*Rows from a figure dataset*

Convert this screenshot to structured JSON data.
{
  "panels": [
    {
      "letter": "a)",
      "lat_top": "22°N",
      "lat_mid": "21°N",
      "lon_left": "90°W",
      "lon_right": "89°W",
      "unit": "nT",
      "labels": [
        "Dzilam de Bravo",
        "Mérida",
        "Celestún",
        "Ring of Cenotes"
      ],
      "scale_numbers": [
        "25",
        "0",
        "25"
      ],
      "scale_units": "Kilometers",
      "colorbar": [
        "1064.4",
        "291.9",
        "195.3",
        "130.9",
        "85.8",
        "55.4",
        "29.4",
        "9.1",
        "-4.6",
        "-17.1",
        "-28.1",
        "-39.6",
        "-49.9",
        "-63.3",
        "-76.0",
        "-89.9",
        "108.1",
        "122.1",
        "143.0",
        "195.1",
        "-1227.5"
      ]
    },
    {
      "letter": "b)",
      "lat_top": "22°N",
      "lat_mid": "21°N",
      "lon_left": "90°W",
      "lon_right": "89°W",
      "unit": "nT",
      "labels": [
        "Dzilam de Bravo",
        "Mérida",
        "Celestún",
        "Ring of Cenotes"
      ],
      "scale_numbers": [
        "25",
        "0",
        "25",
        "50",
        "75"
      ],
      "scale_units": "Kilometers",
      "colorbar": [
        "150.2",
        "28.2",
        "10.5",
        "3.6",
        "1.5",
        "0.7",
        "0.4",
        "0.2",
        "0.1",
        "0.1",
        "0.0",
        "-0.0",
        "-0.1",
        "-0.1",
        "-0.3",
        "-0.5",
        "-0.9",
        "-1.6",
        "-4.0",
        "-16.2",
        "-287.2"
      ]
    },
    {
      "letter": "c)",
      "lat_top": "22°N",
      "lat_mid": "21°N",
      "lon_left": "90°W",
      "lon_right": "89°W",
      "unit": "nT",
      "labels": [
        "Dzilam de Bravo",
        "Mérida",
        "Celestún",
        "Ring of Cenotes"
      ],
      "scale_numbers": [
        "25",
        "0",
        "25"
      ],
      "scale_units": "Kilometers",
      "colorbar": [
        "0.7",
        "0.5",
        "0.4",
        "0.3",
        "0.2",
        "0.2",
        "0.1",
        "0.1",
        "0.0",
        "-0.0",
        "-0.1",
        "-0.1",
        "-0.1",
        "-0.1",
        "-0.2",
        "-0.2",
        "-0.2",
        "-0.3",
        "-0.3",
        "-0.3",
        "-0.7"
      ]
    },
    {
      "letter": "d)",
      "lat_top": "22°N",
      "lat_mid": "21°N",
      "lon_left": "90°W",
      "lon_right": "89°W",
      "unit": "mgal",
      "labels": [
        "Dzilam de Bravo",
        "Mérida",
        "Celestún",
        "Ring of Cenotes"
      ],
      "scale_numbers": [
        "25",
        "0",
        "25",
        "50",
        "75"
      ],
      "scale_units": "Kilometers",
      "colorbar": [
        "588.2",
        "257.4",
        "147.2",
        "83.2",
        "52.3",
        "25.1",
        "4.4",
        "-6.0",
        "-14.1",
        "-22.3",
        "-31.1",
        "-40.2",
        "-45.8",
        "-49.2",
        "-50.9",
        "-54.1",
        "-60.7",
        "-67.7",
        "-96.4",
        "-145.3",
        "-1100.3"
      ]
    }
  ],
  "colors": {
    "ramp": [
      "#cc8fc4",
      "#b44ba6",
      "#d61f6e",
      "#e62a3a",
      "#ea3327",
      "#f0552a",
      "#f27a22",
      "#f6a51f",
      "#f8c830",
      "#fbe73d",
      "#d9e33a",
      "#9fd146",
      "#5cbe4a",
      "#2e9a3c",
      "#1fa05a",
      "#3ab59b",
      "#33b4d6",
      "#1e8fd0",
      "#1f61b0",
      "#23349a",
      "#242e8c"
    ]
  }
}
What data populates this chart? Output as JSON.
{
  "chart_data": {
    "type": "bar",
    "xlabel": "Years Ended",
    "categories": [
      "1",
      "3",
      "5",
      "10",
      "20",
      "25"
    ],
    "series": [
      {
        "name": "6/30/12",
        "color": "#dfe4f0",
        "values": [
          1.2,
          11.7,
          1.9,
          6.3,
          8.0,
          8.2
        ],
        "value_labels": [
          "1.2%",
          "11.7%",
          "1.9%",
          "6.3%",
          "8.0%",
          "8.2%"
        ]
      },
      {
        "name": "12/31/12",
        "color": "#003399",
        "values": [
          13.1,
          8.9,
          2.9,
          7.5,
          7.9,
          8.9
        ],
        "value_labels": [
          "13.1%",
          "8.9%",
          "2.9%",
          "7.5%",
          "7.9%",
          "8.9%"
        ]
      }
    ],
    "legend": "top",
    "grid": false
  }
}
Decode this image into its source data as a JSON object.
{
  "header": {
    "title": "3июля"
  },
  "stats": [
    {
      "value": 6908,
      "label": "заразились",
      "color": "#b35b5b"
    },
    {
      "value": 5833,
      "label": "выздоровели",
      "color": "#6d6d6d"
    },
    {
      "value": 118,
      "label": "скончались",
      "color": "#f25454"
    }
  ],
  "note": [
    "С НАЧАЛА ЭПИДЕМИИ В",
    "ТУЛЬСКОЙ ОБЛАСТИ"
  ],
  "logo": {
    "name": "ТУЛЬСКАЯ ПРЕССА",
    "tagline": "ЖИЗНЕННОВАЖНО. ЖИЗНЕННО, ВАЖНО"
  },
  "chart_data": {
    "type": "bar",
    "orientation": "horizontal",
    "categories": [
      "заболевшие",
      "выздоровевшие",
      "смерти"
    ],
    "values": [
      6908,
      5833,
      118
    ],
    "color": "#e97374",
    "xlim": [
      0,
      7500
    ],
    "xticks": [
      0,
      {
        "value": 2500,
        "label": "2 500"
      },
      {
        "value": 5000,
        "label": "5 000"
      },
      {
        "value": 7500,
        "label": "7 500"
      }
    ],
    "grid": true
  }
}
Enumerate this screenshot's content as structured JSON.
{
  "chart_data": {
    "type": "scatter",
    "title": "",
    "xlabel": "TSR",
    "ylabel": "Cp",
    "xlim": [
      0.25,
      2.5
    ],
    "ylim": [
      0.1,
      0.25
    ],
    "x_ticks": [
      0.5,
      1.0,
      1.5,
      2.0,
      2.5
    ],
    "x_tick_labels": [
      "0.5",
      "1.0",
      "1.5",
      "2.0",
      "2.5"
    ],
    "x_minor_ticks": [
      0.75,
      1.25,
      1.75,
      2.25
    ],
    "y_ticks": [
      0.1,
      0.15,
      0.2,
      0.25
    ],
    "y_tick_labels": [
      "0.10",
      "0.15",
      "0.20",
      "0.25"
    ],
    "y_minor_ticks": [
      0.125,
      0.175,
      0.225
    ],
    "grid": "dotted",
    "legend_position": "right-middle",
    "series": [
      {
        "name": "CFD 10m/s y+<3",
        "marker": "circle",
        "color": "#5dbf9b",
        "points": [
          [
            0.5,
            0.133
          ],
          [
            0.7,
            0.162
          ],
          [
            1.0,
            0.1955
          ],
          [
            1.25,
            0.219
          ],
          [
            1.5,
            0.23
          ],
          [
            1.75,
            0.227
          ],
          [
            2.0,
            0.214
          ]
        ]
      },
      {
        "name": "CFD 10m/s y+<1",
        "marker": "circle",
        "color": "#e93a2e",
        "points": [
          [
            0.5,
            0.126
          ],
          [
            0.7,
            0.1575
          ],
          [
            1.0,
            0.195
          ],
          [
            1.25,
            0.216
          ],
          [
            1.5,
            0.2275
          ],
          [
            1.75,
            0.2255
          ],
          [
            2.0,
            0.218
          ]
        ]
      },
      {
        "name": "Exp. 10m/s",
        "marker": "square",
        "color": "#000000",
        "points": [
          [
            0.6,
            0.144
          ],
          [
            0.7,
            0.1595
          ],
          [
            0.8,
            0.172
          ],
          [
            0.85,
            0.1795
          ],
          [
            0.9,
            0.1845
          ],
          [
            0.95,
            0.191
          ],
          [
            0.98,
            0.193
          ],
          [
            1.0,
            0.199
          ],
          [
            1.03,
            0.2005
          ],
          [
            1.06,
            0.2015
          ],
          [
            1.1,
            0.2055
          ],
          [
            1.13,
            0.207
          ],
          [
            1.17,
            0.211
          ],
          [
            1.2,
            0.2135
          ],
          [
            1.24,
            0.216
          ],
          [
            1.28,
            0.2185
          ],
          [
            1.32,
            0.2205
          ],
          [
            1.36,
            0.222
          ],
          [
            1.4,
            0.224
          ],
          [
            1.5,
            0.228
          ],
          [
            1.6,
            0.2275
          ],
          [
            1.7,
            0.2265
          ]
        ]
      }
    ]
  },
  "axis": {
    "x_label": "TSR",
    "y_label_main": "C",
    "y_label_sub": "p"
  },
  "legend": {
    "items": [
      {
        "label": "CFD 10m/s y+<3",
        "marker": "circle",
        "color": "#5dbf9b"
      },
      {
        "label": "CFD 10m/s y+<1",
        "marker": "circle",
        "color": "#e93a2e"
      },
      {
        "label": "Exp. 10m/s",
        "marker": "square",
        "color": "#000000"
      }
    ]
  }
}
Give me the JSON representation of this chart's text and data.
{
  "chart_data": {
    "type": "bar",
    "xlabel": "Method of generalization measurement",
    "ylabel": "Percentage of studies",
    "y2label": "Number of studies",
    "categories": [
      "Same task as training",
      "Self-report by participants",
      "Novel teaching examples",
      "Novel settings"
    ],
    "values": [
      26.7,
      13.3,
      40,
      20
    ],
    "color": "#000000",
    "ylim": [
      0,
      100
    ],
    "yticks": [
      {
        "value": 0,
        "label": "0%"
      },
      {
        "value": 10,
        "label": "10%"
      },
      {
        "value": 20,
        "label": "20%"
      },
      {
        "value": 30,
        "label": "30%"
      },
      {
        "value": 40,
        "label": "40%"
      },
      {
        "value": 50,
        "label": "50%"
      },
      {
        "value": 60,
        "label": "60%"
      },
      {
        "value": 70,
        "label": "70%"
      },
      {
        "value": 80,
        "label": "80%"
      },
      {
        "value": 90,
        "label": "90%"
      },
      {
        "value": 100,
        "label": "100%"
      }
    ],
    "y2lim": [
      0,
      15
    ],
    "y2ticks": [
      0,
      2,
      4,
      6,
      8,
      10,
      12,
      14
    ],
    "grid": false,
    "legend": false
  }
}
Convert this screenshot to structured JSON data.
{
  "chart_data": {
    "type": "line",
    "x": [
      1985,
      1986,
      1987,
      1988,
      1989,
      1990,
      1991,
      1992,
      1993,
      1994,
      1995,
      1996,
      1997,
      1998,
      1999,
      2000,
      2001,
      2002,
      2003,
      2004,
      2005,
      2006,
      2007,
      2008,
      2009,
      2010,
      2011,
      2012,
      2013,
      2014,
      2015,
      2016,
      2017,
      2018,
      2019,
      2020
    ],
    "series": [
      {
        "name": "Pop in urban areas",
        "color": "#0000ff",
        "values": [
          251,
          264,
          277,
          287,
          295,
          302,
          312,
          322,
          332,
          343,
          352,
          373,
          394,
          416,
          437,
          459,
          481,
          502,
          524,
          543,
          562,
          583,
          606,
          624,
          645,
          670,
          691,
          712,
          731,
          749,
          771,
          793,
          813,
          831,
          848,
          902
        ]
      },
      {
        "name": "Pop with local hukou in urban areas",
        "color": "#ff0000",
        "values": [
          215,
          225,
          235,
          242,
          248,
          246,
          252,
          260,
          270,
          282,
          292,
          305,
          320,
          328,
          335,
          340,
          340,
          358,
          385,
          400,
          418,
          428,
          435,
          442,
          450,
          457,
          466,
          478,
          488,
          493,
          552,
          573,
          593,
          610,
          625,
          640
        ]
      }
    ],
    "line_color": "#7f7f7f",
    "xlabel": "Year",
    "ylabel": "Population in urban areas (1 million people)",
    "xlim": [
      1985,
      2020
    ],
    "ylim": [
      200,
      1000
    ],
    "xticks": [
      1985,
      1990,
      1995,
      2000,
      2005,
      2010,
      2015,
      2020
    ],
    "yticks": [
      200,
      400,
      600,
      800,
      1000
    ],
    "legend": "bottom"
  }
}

*WHAT TO WORK ON*
Pull out every line of the entries that includes the word "ylabel".

*EXERCISE SOLUTION*
    "ylabel": "Cp",
    "ylabel": "Percentage of studies",
    "ylabel": "Population in urban areas (1 million people)",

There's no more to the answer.